**Exercise**
Quote, verbatim, all material below, without pictures.

--- START Dataset entries ---

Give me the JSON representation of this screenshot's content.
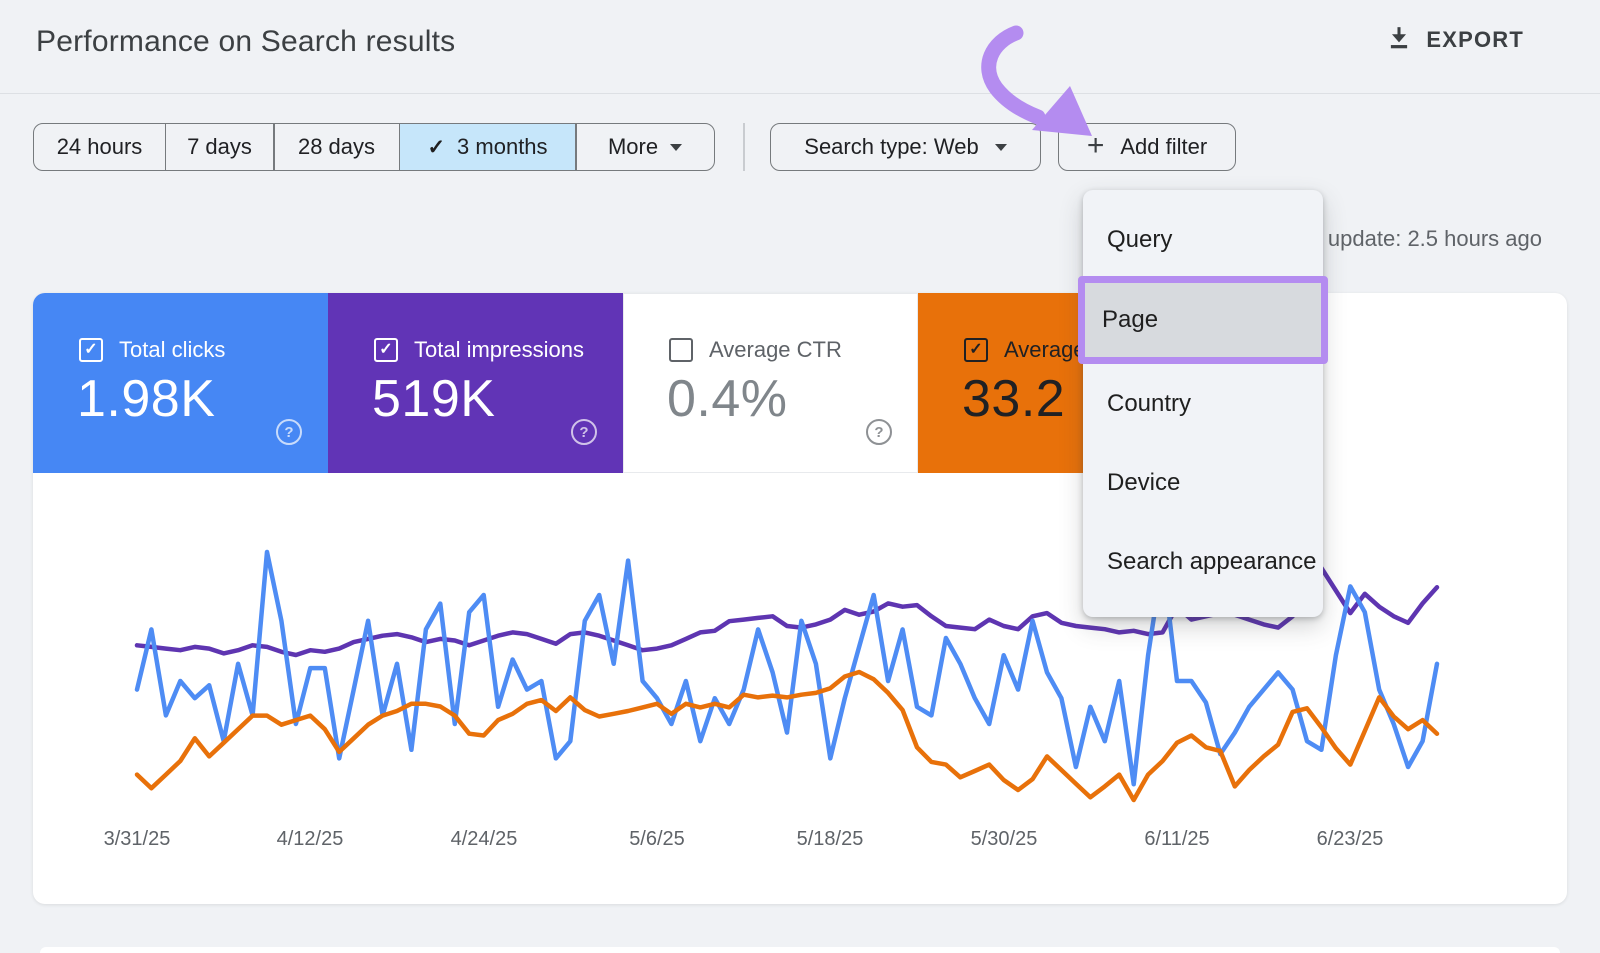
{
  "header": {
    "title": "Performance on Search results",
    "export_label": "EXPORT"
  },
  "filters": {
    "date_ranges": [
      {
        "label": "24 hours",
        "selected": false
      },
      {
        "label": "7 days",
        "selected": false
      },
      {
        "label": "28 days",
        "selected": false
      },
      {
        "label": "3 months",
        "selected": true
      },
      {
        "label": "More",
        "selected": false
      }
    ],
    "search_type_label": "Search type: Web",
    "add_filter_label": "Add filter"
  },
  "last_update": "Last update: 2.5 hours ago",
  "dropdown": {
    "items": [
      "Query",
      "Page",
      "Country",
      "Device",
      "Search appearance"
    ],
    "highlighted": "Page"
  },
  "annotations": {
    "arrow_color": "#b48cf0",
    "highlight_border_color": "#b48cf0"
  },
  "metrics": [
    {
      "label": "Total clicks",
      "value": "1.98K",
      "checked": true,
      "bg": "#4687f4",
      "fg": "#ffffff",
      "value_color": "#ffffff"
    },
    {
      "label": "Total impressions",
      "value": "519K",
      "checked": true,
      "bg": "#6134b6",
      "fg": "#ffffff",
      "value_color": "#ffffff"
    },
    {
      "label": "Average CTR",
      "value": "0.4%",
      "checked": false,
      "bg": "#ffffff",
      "fg": "#5f6368",
      "value_color": "#80868b"
    },
    {
      "label": "Average position",
      "value": "33.2",
      "checked": true,
      "bg": "#e8710a",
      "fg": "#202124",
      "value_color": "#202124"
    }
  ],
  "chart_data": {
    "type": "line",
    "x_tick_labels": [
      "3/31/25",
      "4/12/25",
      "4/24/25",
      "5/6/25",
      "5/18/25",
      "5/30/25",
      "6/11/25",
      "6/23/25"
    ],
    "y_axis": "hidden",
    "grid": false,
    "legend": "metric cards act as legend",
    "series": [
      {
        "name": "Total clicks",
        "unit": "clicks per day",
        "color": "#4e8cf4",
        "values": [
          28,
          42,
          22,
          30,
          26,
          29,
          16,
          34,
          22,
          60,
          44,
          20,
          33,
          33,
          12,
          28,
          44,
          22,
          34,
          14,
          42,
          48,
          20,
          46,
          50,
          24,
          35,
          28,
          30,
          12,
          16,
          44,
          50,
          34,
          58,
          30,
          26,
          20,
          30,
          16,
          26,
          20,
          28,
          42,
          32,
          18,
          44,
          34,
          12,
          26,
          38,
          50,
          30,
          42,
          24,
          22,
          40,
          34,
          26,
          20,
          36,
          28,
          44,
          32,
          26,
          10,
          24,
          16,
          30,
          6,
          36,
          58,
          30,
          30,
          25,
          13,
          18,
          24,
          28,
          32,
          28,
          16,
          14,
          36,
          52,
          46,
          28,
          20,
          10,
          16,
          34
        ]
      },
      {
        "name": "Total impressions",
        "unit": "impressions per day",
        "color": "#5e35b1",
        "values": [
          5900,
          5850,
          5800,
          5750,
          5850,
          5800,
          5650,
          5750,
          5900,
          5850,
          5700,
          5600,
          5750,
          5700,
          5800,
          6000,
          6100,
          6200,
          6250,
          6150,
          6000,
          6100,
          6050,
          5900,
          6050,
          6200,
          6300,
          6250,
          6100,
          5950,
          6250,
          6300,
          6200,
          6050,
          5900,
          5750,
          5800,
          5900,
          6100,
          6300,
          6350,
          6650,
          6700,
          6750,
          6800,
          6500,
          6450,
          6550,
          6700,
          7000,
          6850,
          6950,
          7200,
          7100,
          7150,
          6800,
          6500,
          6450,
          6400,
          6700,
          6500,
          6400,
          6800,
          6900,
          6600,
          6500,
          6450,
          6400,
          6300,
          6350,
          6250,
          6300,
          7100,
          6700,
          6800,
          6900,
          6850,
          6700,
          6550,
          6450,
          6800,
          7600,
          8300,
          7600,
          6900,
          7500,
          7100,
          6800,
          6600,
          7200,
          7700
        ]
      },
      {
        "name": "Average position",
        "unit": "average position",
        "color": "#e8710a",
        "values": [
          43,
          44.5,
          43,
          41.5,
          39,
          41,
          39.5,
          38,
          36.5,
          36.5,
          37.5,
          37,
          36.5,
          38,
          40.5,
          39,
          37.5,
          36.5,
          36,
          35.2,
          35.2,
          35.5,
          36.5,
          38.5,
          38.7,
          37,
          36.3,
          35.2,
          34.8,
          36,
          34.5,
          35.9,
          36.6,
          36.3,
          36,
          35.6,
          35.2,
          36.3,
          35.2,
          35.6,
          35.2,
          35.6,
          34.2,
          34.5,
          34.3,
          34.5,
          34.2,
          34,
          33.5,
          32.2,
          31.7,
          32.5,
          34,
          35.9,
          40,
          41.6,
          41.9,
          43.3,
          42.6,
          41.9,
          43.6,
          44.7,
          43.5,
          41,
          42.5,
          44,
          45.5,
          44.3,
          43,
          45.8,
          43,
          41.5,
          39.5,
          38.7,
          40,
          40.4,
          44.3,
          42.5,
          41,
          39.7,
          36.1,
          35.7,
          37.8,
          40.1,
          41.9,
          38.2,
          34.5,
          36.6,
          38,
          37,
          38.5
        ]
      }
    ]
  }
}
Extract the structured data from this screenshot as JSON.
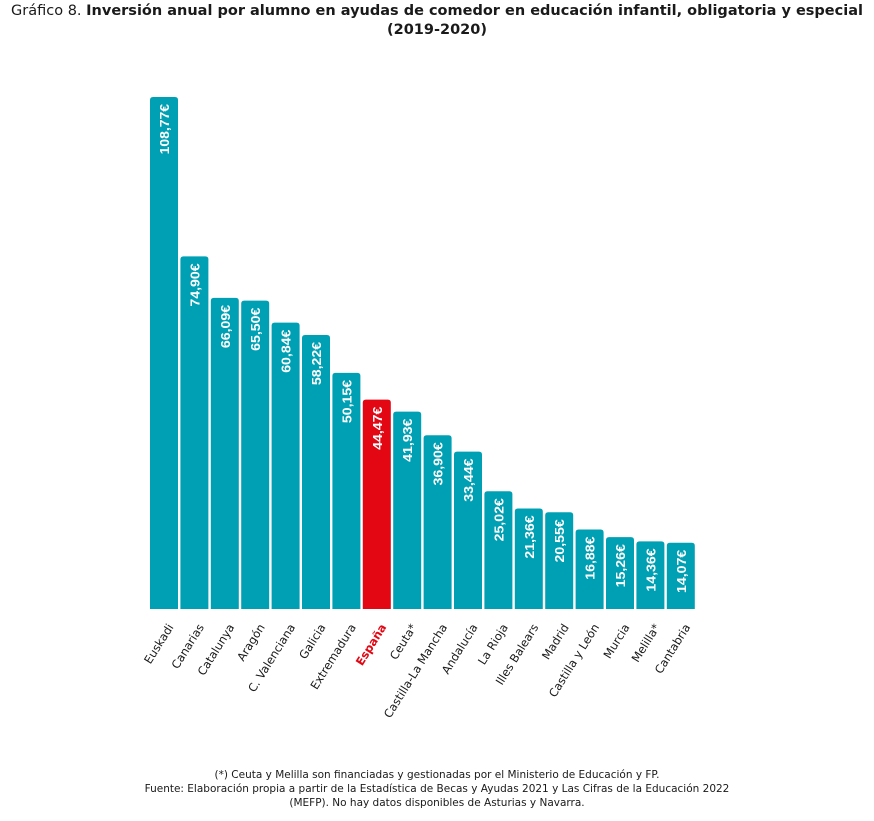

--- END Dataset entries ---

**Solution for this exercise**
Give me the JSON representation of this screenshot's content.
{
  "header": {
    "title": "Performance on Search results",
    "export_label": "EXPORT"
  },
  "filters": {
    "date_ranges": [
      {
        "label": "24 hours",
        "selected": false
      },
      {
        "label": "7 days",
        "selected": false
      },
      {
        "label": "28 days",
        "selected": false
      },
      {
        "label": "3 months",
        "selected": true
      },
      {
        "label": "More",
        "selected": false
      }
    ],
    "search_type_label": "Search type: Web",
    "add_filter_label": "Add filter"
  },
  "last_update": "Last update: 2.5 hours ago",
  "dropdown": {
    "items": [
      "Query",
      "Page",
      "Country",
      "Device",
      "Search appearance"
    ],
    "highlighted": "Page"
  },
  "annotations": {
    "arrow_color": "#b48cf0",
    "highlight_border_color": "#b48cf0"
  },
  "metrics": [
    {
      "label": "Total clicks",
      "value": "1.98K",
      "checked": true,
      "bg": "#4687f4",
      "fg": "#ffffff",
      "value_color": "#ffffff"
    },
    {
      "label": "Total impressions",
      "value": "519K",
      "checked": true,
      "bg": "#6134b6",
      "fg": "#ffffff",
      "value_color": "#ffffff"
    },
    {
      "label": "Average CTR",
      "value": "0.4%",
      "checked": false,
      "bg": "#ffffff",
      "fg": "#5f6368",
      "value_color": "#80868b"
    },
    {
      "label": "Average position",
      "value": "33.2",
      "checked": true,
      "bg": "#e8710a",
      "fg": "#202124",
      "value_color": "#202124"
    }
  ],
  "chart_data": {
    "type": "line",
    "x_tick_labels": [
      "3/31/25",
      "4/12/25",
      "4/24/25",
      "5/6/25",
      "5/18/25",
      "5/30/25",
      "6/11/25",
      "6/23/25"
    ],
    "y_axis": "hidden",
    "grid": false,
    "legend": "metric cards act as legend",
    "series": [
      {
        "name": "Total clicks",
        "unit": "clicks per day",
        "color": "#4e8cf4",
        "values": [
          28,
          42,
          22,
          30,
          26,
          29,
          16,
          34,
          22,
          60,
          44,
          20,
          33,
          33,
          12,
          28,
          44,
          22,
          34,
          14,
          42,
          48,
          20,
          46,
          50,
          24,
          35,
          28,
          30,
          12,
          16,
          44,
          50,
          34,
          58,
          30,
          26,
          20,
          30,
          16,
          26,
          20,
          28,
          42,
          32,
          18,
          44,
          34,
          12,
          26,
          38,
          50,
          30,
          42,
          24,
          22,
          40,
          34,
          26,
          20,
          36,
          28,
          44,
          32,
          26,
          10,
          24,
          16,
          30,
          6,
          36,
          58,
          30,
          30,
          25,
          13,
          18,
          24,
          28,
          32,
          28,
          16,
          14,
          36,
          52,
          46,
          28,
          20,
          10,
          16,
          34
        ]
      },
      {
        "name": "Total impressions",
        "unit": "impressions per day",
        "color": "#5e35b1",
        "values": [
          5900,
          5850,
          5800,
          5750,
          5850,
          5800,
          5650,
          5750,
          5900,
          5850,
          5700,
          5600,
          5750,
          5700,
          5800,
          6000,
          6100,
          6200,
          6250,
          6150,
          6000,
          6100,
          6050,
          5900,
          6050,
          6200,
          6300,
          6250,
          6100,
          5950,
          6250,
          6300,
          6200,
          6050,
          5900,
          5750,
          5800,
          5900,
          6100,
          6300,
          6350,
          6650,
          6700,
          6750,
          6800,
          6500,
          6450,
          6550,
          6700,
          7000,
          6850,
          6950,
          7200,
          7100,
          7150,
          6800,
          6500,
          6450,
          6400,
          6700,
          6500,
          6400,
          6800,
          6900,
          6600,
          6500,
          6450,
          6400,
          6300,
          6350,
          6250,
          6300,
          7100,
          6700,
          6800,
          6900,
          6850,
          6700,
          6550,
          6450,
          6800,
          7600,
          8300,
          7600,
          6900,
          7500,
          7100,
          6800,
          6600,
          7200,
          7700
        ]
      },
      {
        "name": "Average position",
        "unit": "average position",
        "color": "#e8710a",
        "values": [
          43,
          44.5,
          43,
          41.5,
          39,
          41,
          39.5,
          38,
          36.5,
          36.5,
          37.5,
          37,
          36.5,
          38,
          40.5,
          39,
          37.5,
          36.5,
          36,
          35.2,
          35.2,
          35.5,
          36.5,
          38.5,
          38.7,
          37,
          36.3,
          35.2,
          34.8,
          36,
          34.5,
          35.9,
          36.6,
          36.3,
          36,
          35.6,
          35.2,
          36.3,
          35.2,
          35.6,
          35.2,
          35.6,
          34.2,
          34.5,
          34.3,
          34.5,
          34.2,
          34,
          33.5,
          32.2,
          31.7,
          32.5,
          34,
          35.9,
          40,
          41.6,
          41.9,
          43.3,
          42.6,
          41.9,
          43.6,
          44.7,
          43.5,
          41,
          42.5,
          44,
          45.5,
          44.3,
          43,
          45.8,
          43,
          41.5,
          39.5,
          38.7,
          40,
          40.4,
          44.3,
          42.5,
          41,
          39.7,
          36.1,
          35.7,
          37.8,
          40.1,
          41.9,
          38.2,
          34.5,
          36.6,
          38,
          37,
          38.5
        ]
      }
    ]
  }
}
Extract the structured data from this screenshot as JSON.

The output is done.